■ Written task ■
Leave the pictures out, and retype all of the material exactly as written.

■ Records supplied ■
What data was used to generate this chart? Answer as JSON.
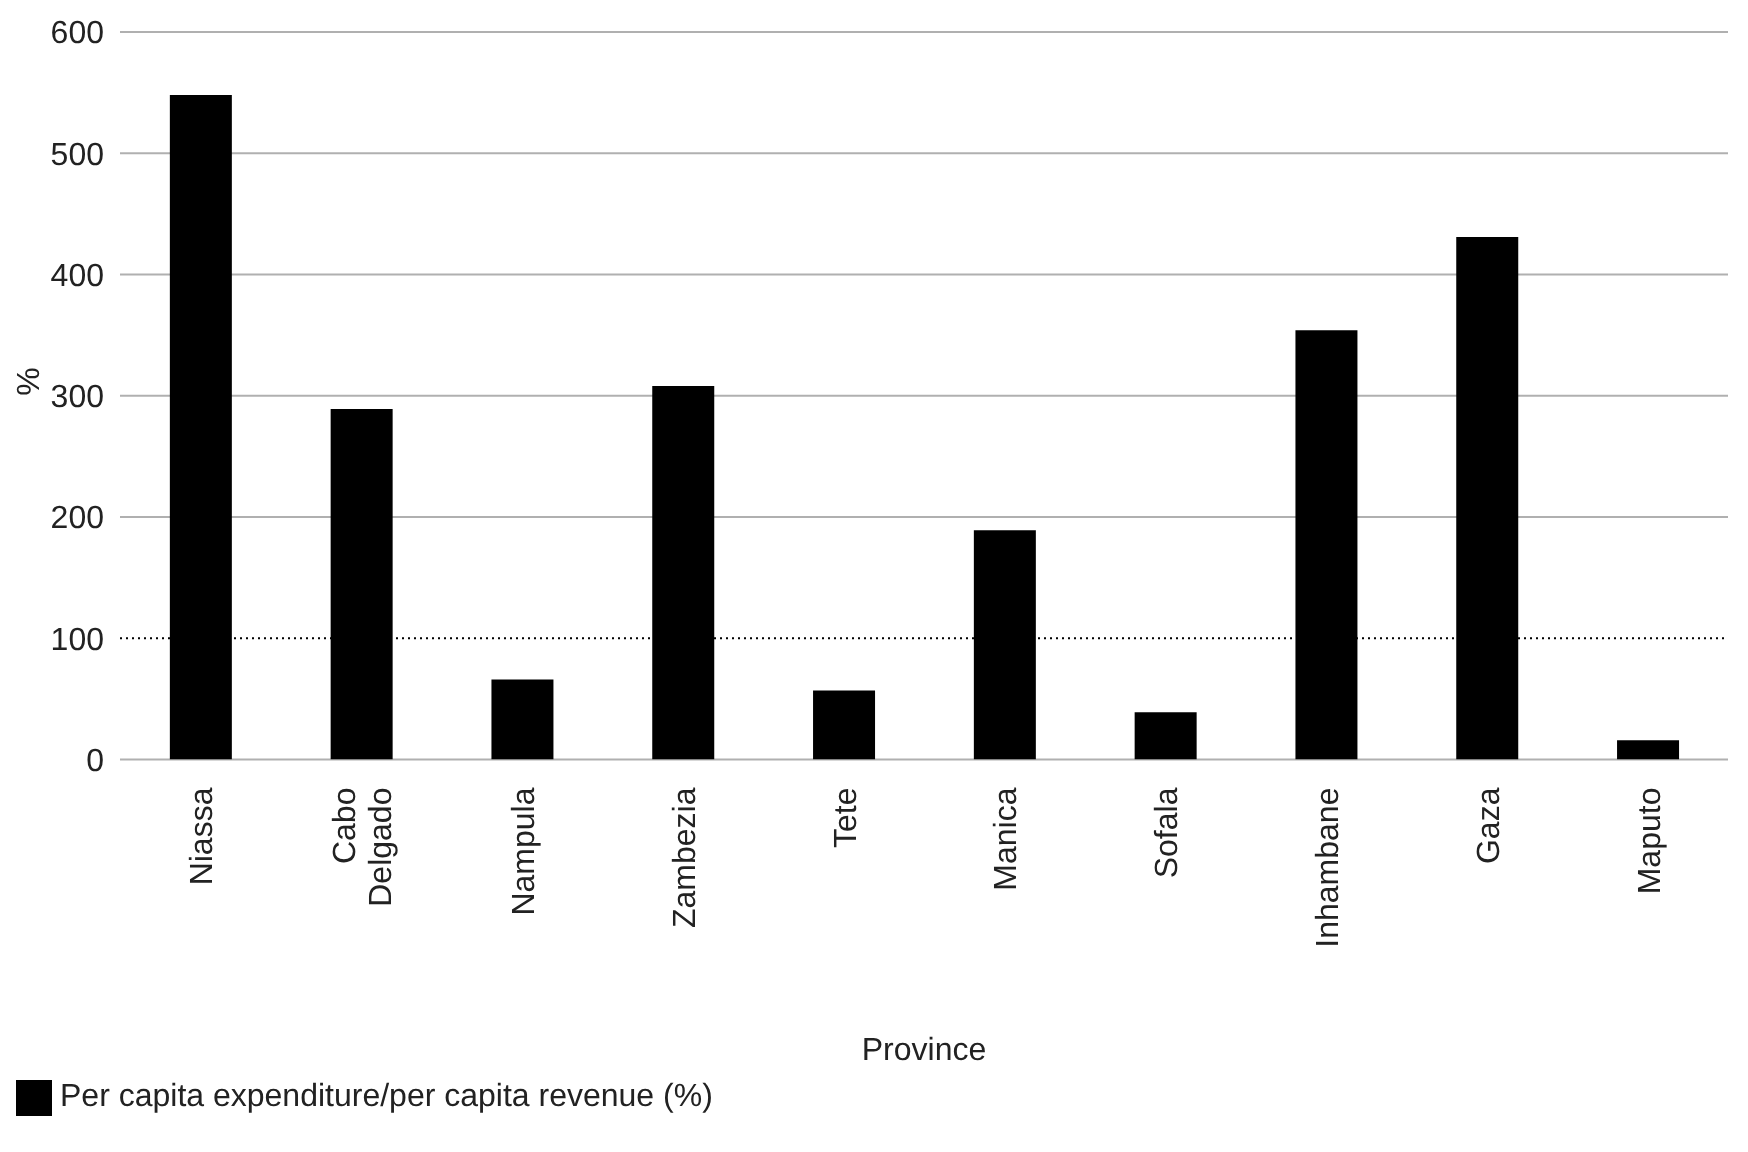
{
  "chart_data": {
    "type": "bar",
    "xlabel": "Province",
    "ylabel": "%",
    "categories": [
      "Niassa",
      "Cabo Delgado",
      "Nampula",
      "Zambezia",
      "Tete",
      "Manica",
      "Sofala",
      "Inhambane",
      "Gaza",
      "Maputo"
    ],
    "series": [
      {
        "name": "Per capita expenditure/per capita revenue (%)",
        "color": "#000000",
        "values": [
          548,
          289,
          66,
          308,
          57,
          189,
          39,
          354,
          431,
          16
        ]
      }
    ],
    "ylim": [
      0,
      600
    ],
    "yticks": [
      0,
      100,
      200,
      300,
      400,
      500,
      600
    ],
    "grid": "y",
    "legend": "bottom left",
    "ref_lines": [
      {
        "axis": "y",
        "value": 100,
        "color": "#000000",
        "line_style": "dotted"
      }
    ]
  }
}
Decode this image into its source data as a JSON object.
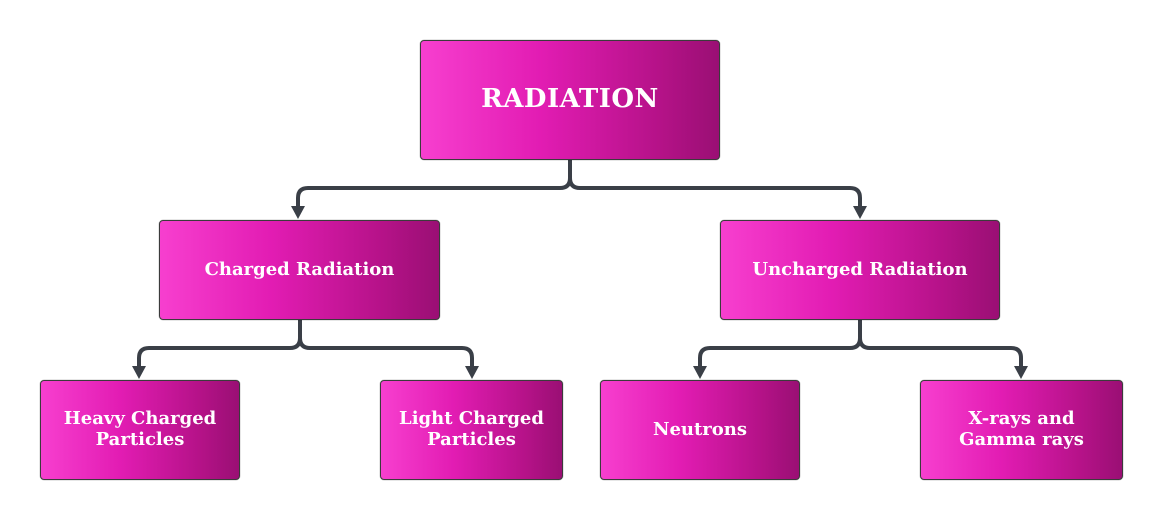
{
  "diagram": {
    "root": {
      "label": "RADIATION"
    },
    "children": [
      {
        "label": "Charged Radiation",
        "children": [
          {
            "label": "Heavy Charged\nParticles"
          },
          {
            "label": "Light Charged\nParticles"
          }
        ]
      },
      {
        "label": "Uncharged Radiation",
        "children": [
          {
            "label": "Neutrons"
          },
          {
            "label": "X-rays and\nGamma rays"
          }
        ]
      }
    ]
  },
  "colors": {
    "box_gradient": [
      "#f73fcf",
      "#e21cb3",
      "#b51288",
      "#9a0f74"
    ],
    "connector": "#3a3f47",
    "text": "#ffffff"
  }
}
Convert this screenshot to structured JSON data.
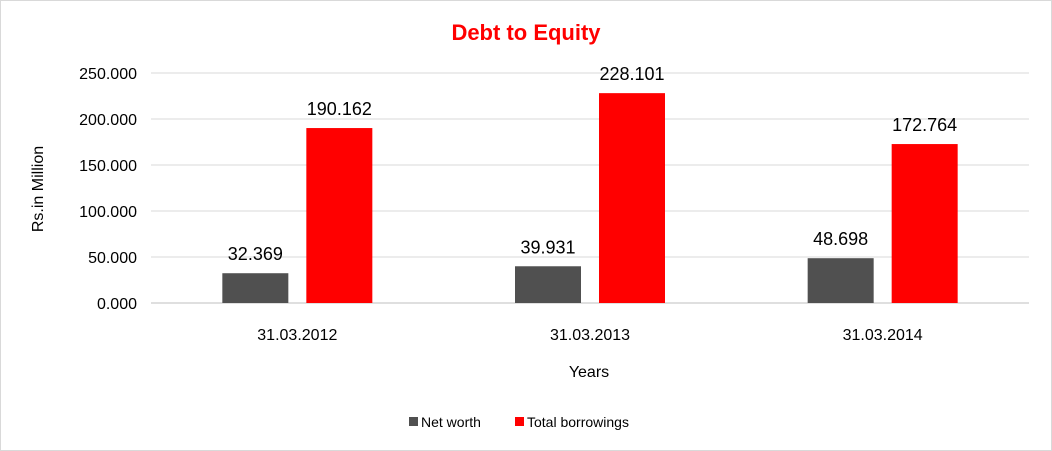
{
  "chart_data": {
    "type": "bar",
    "title": "Debt to Equity",
    "xlabel": "Years",
    "ylabel": "Rs.in Million",
    "categories": [
      "31.03.2012",
      "31.03.2013",
      "31.03.2014"
    ],
    "series": [
      {
        "name": "Net worth",
        "color": "#505050",
        "values": [
          32.369,
          39.931,
          48.698
        ],
        "labels": [
          "32.369",
          "39.931",
          "48.698"
        ]
      },
      {
        "name": "Total borrowings",
        "color": "#ff0000",
        "values": [
          190.162,
          228.101,
          172.764
        ],
        "labels": [
          "190.162",
          "228.101",
          "172.764"
        ]
      }
    ],
    "ylim": [
      0,
      250
    ],
    "yticks": [
      0,
      50,
      100,
      150,
      200,
      250
    ],
    "ytick_labels": [
      "0.000",
      "50.000",
      "100.000",
      "150.000",
      "200.000",
      "250.000"
    ],
    "grid": true,
    "legend_position": "bottom",
    "title_color": "#ff0000"
  }
}
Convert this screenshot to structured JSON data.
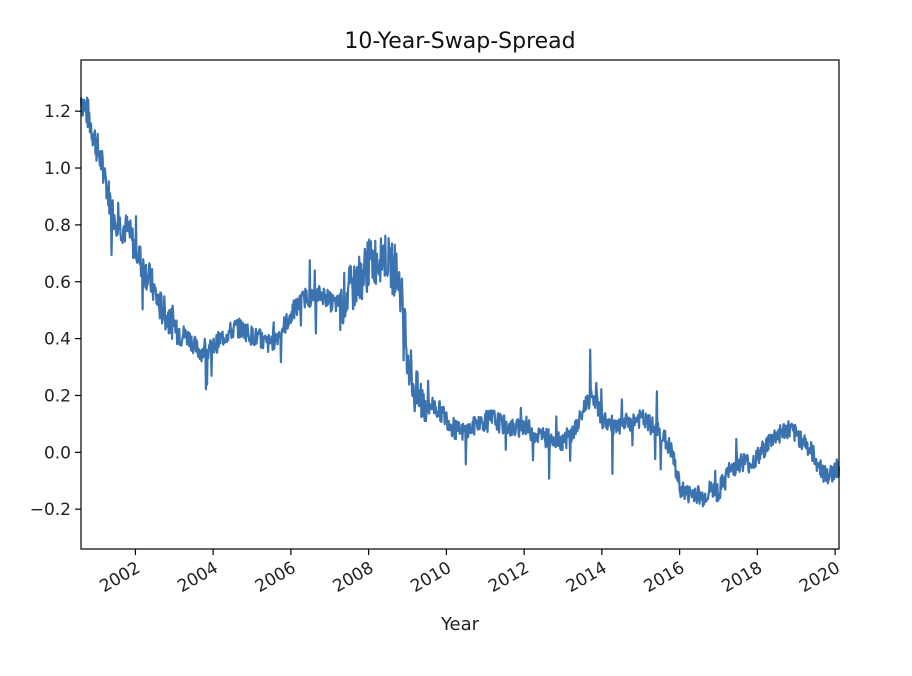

■ Full response ■
What data was used to generate this chart? Answer as JSON.
{
  "chart_data": {
    "type": "bar",
    "xlabel": "Province",
    "ylabel": "%",
    "categories": [
      "Niassa",
      "Cabo Delgado",
      "Nampula",
      "Zambezia",
      "Tete",
      "Manica",
      "Sofala",
      "Inhambane",
      "Gaza",
      "Maputo"
    ],
    "series": [
      {
        "name": "Per capita expenditure/per capita revenue (%)",
        "color": "#000000",
        "values": [
          548,
          289,
          66,
          308,
          57,
          189,
          39,
          354,
          431,
          16
        ]
      }
    ],
    "ylim": [
      0,
      600
    ],
    "yticks": [
      0,
      100,
      200,
      300,
      400,
      500,
      600
    ],
    "grid": "y",
    "legend": "bottom left",
    "ref_lines": [
      {
        "axis": "y",
        "value": 100,
        "color": "#000000",
        "line_style": "dotted"
      }
    ]
  }
}
Decode this image into its source data as a JSON object.
{
  "diagram": {
    "root": {
      "label": "RADIATION"
    },
    "children": [
      {
        "label": "Charged Radiation",
        "children": [
          {
            "label": "Heavy Charged\nParticles"
          },
          {
            "label": "Light Charged\nParticles"
          }
        ]
      },
      {
        "label": "Uncharged Radiation",
        "children": [
          {
            "label": "Neutrons"
          },
          {
            "label": "X-rays and\nGamma rays"
          }
        ]
      }
    ]
  },
  "colors": {
    "box_gradient": [
      "#f73fcf",
      "#e21cb3",
      "#b51288",
      "#9a0f74"
    ],
    "connector": "#3a3f47",
    "text": "#ffffff"
  }
}
Convert this screenshot to structured JSON data.
{
  "chart_data": {
    "type": "bar",
    "title": "Debt to Equity",
    "xlabel": "Years",
    "ylabel": "Rs.in Million",
    "categories": [
      "31.03.2012",
      "31.03.2013",
      "31.03.2014"
    ],
    "series": [
      {
        "name": "Net worth",
        "color": "#505050",
        "values": [
          32.369,
          39.931,
          48.698
        ],
        "labels": [
          "32.369",
          "39.931",
          "48.698"
        ]
      },
      {
        "name": "Total borrowings",
        "color": "#ff0000",
        "values": [
          190.162,
          228.101,
          172.764
        ],
        "labels": [
          "190.162",
          "228.101",
          "172.764"
        ]
      }
    ],
    "ylim": [
      0,
      250
    ],
    "yticks": [
      0,
      50,
      100,
      150,
      200,
      250
    ],
    "ytick_labels": [
      "0.000",
      "50.000",
      "100.000",
      "150.000",
      "200.000",
      "250.000"
    ],
    "grid": true,
    "legend_position": "bottom",
    "title_color": "#ff0000"
  }
}
Convert this screenshot to structured JSON data.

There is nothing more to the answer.